- Given exercise
In the listing below, find every line with the string "name" and pull it out.

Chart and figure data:
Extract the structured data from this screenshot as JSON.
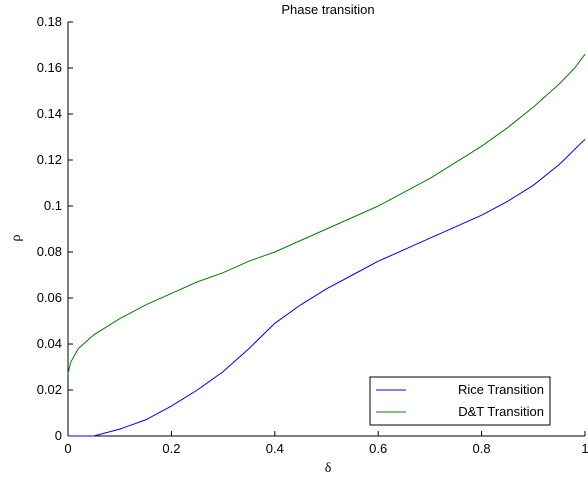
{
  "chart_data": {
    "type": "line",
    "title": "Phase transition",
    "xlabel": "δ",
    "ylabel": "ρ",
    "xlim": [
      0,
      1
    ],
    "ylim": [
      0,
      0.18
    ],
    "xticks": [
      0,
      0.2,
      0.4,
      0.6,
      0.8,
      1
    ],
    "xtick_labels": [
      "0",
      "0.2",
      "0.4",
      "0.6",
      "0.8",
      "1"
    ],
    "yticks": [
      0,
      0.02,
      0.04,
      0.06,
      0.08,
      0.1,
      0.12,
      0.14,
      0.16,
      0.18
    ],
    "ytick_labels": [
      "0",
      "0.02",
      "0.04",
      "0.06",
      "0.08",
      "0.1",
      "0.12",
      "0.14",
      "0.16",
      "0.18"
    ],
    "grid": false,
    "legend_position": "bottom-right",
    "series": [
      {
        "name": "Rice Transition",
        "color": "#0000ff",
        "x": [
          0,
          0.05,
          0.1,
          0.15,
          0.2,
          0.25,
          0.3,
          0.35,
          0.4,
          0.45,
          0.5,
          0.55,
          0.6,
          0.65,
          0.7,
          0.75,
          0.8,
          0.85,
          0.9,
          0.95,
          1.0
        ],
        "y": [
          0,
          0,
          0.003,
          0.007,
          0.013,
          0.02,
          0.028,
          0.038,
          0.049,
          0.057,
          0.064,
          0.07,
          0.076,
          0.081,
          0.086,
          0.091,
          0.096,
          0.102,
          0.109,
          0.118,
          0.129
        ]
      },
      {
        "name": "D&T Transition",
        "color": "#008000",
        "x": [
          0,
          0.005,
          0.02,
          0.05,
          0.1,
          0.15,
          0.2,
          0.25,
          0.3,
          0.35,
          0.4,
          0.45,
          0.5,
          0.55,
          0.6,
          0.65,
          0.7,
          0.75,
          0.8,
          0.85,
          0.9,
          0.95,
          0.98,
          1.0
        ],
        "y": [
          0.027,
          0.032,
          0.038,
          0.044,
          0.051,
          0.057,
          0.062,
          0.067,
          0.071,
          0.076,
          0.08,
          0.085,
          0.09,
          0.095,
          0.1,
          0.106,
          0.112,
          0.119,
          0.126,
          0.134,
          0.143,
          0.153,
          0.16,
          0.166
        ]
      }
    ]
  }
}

- Final result
        "name": "Rice Transition",
        "name": "D&T Transition",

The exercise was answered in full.